- Short task -
Write out all of the entries exactly, please.

[Raw records]

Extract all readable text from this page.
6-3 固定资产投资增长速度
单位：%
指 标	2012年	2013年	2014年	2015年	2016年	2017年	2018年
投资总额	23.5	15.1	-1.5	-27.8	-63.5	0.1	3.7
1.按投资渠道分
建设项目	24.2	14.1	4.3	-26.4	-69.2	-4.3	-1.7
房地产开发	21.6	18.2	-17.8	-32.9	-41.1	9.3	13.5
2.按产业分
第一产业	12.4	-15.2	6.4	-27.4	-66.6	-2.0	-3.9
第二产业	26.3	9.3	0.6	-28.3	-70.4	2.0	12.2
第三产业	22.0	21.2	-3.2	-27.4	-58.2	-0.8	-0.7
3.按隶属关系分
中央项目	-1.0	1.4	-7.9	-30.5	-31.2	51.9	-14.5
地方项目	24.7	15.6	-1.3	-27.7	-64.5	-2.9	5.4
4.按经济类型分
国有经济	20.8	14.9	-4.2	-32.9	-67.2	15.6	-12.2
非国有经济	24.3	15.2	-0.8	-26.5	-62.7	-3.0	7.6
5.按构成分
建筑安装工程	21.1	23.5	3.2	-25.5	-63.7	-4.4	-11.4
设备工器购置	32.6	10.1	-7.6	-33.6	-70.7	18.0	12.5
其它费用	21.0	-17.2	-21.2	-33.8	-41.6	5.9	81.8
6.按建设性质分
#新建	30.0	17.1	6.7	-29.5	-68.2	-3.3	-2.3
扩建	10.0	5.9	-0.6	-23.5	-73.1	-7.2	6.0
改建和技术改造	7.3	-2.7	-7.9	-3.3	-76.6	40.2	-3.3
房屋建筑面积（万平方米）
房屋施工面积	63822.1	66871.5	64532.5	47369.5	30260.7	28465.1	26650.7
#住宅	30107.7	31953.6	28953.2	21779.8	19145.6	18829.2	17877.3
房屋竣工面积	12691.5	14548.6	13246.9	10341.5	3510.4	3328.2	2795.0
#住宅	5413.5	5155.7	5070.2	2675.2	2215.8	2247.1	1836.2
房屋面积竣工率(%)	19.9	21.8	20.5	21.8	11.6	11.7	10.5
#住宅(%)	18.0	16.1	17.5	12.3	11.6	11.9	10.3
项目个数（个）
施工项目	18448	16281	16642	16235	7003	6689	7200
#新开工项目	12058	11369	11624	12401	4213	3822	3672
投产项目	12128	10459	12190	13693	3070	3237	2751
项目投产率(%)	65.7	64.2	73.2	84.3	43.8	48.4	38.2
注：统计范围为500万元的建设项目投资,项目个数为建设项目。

- Output for this exercise -
Extract all readable text from this page.
6-3 固定资产投资增长速度
单位：%
指 标	2012年	2013年	2014年	2015年	2016年	2017年	2018年
投资总额	23.5	15.1	-1.5	-27.8	-63.5	0.1	3.7
1.按投资渠道分
建设项目	24.2	14.1	4.3	-26.4	-69.2	-4.3	-1.7
房地产开发	21.6	18.2	-17.8	-32.9	-41.1	9.3	13.5
2.按产业分
第一产业	12.4	-15.2	6.4	-27.4	-66.6	-2.0	-3.9
第二产业	26.3	9.3	0.6	-28.3	-70.4	2.0	12.2
第三产业	22.0	21.2	-3.2	-27.4	-58.2	-0.8	-0.7
3.按隶属关系分
中央项目	-1.0	1.4	-7.9	-30.5	-31.2	51.9	-14.5
地方项目	24.7	15.6	-1.3	-27.7	-64.5	-2.9	5.4
4.按经济类型分
国有经济	20.8	14.9	-4.2	-32.9	-67.2	15.6	-12.2
非国有经济	24.3	15.2	-0.8	-26.5	-62.7	-3.0	7.6
5.按构成分
建筑安装工程	21.1	23.5	3.2	-25.5	-63.7	-4.4	-11.4
设备工器购置	32.6	10.1	-7.6	-33.6	-70.7	18.0	12.5
其它费用	21.0	-17.2	-21.2	-33.8	-41.6	5.9	81.8
6.按建设性质分
#新建	30.0	17.1	6.7	-29.5	-68.2	-3.3	-2.3
扩建	10.0	5.9	-0.6	-23.5	-73.1	-7.2	6.0
改建和技术改造	7.3	-2.7	-7.9	-3.3	-76.6	40.2	-3.3
房屋建筑面积（万平方米）
房屋施工面积	63822.1	66871.5	64532.5	47369.5	30260.7	28465.1	26650.7
#住宅	30107.7	31953.6	28953.2	21779.8	19145.6	18829.2	17877.3
房屋竣工面积	12691.5	14548.6	13246.9	10341.5	3510.4	3328.2	2795.0
#住宅	5413.5	5155.7	5070.2	2675.2	2215.8	2247.1	1836.2
房屋面积竣工率(%)	19.9	21.8	20.5	21.8	11.6	11.7	10.5
#住宅(%)	18.0	16.1	17.5	12.3	11.6	11.9	10.3
项目个数（个）
施工项目	18448	16281	16642	16235	7003	6689	7200
#新开工项目	12058	11369	11624	12401	4213	3822	3672
投产项目	12128	10459	12190	13693	3070	3237	2751
项目投产率(%)	65.7	64.2	73.2	84.3	43.8	48.4	38.2
注：统计范围为500万元的建设项目投资,项目个数为建设项目。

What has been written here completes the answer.